TASK TO CARRY OUT
Gather every line from the entries below that includes "comments".

RECORDS TO USE

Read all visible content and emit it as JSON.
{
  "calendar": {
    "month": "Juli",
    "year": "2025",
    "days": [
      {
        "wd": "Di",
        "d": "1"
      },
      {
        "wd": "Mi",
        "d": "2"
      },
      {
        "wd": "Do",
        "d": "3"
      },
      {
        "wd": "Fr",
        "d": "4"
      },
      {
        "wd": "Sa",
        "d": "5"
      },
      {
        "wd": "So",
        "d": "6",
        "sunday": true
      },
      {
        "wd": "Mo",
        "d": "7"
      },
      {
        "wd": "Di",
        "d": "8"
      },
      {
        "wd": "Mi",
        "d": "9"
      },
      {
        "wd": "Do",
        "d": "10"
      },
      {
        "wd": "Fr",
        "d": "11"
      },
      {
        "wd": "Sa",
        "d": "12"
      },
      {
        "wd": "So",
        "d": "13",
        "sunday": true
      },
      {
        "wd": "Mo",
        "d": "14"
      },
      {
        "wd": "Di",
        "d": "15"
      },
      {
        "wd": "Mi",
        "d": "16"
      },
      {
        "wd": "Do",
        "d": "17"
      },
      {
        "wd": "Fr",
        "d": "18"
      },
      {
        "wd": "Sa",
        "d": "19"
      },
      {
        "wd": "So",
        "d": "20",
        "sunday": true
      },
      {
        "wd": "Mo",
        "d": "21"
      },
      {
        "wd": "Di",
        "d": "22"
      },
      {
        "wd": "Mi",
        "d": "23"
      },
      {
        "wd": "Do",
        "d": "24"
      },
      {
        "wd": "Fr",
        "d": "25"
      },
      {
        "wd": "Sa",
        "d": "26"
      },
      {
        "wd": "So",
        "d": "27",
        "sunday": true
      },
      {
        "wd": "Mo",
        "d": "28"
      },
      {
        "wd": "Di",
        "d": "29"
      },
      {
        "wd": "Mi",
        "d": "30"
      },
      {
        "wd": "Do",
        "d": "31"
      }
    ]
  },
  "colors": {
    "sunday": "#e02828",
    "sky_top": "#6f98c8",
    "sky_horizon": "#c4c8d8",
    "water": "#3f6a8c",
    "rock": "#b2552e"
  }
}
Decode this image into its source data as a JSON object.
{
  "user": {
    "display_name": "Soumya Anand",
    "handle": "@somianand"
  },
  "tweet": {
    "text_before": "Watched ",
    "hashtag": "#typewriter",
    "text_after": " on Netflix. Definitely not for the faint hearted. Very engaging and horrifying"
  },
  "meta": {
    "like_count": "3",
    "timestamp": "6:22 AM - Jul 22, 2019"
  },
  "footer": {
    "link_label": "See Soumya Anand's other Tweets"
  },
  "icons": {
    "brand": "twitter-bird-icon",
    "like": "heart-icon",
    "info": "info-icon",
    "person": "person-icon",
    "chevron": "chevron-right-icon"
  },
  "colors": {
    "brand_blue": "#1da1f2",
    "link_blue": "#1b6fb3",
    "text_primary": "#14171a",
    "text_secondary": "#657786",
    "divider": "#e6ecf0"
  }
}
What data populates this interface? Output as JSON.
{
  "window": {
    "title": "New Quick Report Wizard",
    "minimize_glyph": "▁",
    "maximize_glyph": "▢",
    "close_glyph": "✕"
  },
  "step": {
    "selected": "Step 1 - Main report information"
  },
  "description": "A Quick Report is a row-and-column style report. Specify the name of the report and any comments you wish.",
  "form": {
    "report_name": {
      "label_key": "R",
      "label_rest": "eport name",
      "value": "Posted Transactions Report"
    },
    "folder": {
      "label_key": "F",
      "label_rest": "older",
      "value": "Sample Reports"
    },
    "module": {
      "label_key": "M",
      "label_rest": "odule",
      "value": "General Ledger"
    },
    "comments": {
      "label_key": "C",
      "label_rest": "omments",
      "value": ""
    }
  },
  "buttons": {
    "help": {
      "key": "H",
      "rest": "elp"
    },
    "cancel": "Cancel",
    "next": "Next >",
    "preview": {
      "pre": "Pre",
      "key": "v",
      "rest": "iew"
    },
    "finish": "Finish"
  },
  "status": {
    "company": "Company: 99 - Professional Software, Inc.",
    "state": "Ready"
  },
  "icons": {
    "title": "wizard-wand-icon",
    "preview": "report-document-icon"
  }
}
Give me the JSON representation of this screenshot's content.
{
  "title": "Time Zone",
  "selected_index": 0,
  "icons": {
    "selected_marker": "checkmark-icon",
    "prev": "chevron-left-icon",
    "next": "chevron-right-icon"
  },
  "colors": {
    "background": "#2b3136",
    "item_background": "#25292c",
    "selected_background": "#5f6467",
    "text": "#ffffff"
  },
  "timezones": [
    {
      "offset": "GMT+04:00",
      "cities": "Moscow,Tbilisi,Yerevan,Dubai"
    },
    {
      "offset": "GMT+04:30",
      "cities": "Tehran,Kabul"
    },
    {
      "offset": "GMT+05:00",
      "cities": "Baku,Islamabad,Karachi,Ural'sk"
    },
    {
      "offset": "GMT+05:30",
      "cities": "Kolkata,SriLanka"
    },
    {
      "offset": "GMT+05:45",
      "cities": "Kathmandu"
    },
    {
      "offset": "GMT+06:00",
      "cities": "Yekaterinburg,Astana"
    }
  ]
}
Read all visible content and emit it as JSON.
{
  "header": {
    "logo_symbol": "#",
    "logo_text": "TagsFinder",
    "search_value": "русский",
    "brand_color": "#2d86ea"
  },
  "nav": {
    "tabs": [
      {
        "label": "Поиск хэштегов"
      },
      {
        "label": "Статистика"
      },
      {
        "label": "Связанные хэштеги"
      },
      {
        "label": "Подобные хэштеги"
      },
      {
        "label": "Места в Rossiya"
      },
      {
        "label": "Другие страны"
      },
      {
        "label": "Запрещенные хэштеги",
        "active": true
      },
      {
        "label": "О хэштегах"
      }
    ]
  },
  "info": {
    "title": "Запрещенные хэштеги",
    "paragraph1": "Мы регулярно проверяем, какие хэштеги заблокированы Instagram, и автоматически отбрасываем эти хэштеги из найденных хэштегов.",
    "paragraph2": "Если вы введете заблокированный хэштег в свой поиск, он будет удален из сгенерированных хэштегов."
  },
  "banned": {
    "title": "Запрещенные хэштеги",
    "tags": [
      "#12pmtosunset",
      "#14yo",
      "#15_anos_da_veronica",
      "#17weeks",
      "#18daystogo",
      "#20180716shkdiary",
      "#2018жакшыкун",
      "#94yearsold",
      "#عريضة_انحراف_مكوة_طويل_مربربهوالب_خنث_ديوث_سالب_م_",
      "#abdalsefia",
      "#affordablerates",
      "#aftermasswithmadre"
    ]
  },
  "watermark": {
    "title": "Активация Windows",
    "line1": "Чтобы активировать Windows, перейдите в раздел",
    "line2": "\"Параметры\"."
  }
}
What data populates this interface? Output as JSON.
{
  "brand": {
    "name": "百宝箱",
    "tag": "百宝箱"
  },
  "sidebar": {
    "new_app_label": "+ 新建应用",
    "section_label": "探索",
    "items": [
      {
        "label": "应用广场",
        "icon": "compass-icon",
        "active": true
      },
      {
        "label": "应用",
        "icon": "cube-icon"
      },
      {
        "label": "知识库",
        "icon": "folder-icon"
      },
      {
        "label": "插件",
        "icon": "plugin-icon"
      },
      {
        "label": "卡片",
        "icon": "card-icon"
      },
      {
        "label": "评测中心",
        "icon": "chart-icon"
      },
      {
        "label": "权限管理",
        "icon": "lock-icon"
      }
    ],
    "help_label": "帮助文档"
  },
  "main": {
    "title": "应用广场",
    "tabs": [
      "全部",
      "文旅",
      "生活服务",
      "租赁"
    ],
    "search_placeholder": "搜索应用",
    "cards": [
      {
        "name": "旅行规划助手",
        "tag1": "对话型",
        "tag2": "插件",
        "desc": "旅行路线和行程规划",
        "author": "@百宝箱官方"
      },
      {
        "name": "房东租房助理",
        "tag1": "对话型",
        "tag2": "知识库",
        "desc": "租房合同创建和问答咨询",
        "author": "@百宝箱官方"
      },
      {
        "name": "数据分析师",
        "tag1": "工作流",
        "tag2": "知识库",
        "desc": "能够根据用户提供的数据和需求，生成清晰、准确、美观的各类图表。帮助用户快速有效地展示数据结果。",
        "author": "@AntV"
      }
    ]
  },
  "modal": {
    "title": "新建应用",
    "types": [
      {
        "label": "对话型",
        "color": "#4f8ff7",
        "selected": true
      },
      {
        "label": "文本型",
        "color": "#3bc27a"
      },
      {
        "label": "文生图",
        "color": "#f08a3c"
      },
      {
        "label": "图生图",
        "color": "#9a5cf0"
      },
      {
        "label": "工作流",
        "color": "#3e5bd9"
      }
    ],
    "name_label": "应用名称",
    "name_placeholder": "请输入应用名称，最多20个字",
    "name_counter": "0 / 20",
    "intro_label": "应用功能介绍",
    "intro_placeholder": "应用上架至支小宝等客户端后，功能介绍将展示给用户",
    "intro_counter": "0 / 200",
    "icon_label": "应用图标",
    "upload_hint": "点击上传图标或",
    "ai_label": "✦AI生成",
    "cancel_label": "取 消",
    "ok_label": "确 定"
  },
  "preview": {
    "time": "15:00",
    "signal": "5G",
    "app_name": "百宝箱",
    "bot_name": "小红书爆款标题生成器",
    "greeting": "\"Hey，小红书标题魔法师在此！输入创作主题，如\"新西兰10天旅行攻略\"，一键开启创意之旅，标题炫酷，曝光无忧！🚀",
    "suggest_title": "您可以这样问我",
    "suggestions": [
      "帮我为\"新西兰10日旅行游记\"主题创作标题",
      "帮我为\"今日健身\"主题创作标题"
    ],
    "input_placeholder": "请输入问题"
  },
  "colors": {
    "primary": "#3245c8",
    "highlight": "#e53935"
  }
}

RESPONSE
  "description": "A Quick Report is a row-and-column style report. Specify the name of the report and any comments you wish.",
    "comments": {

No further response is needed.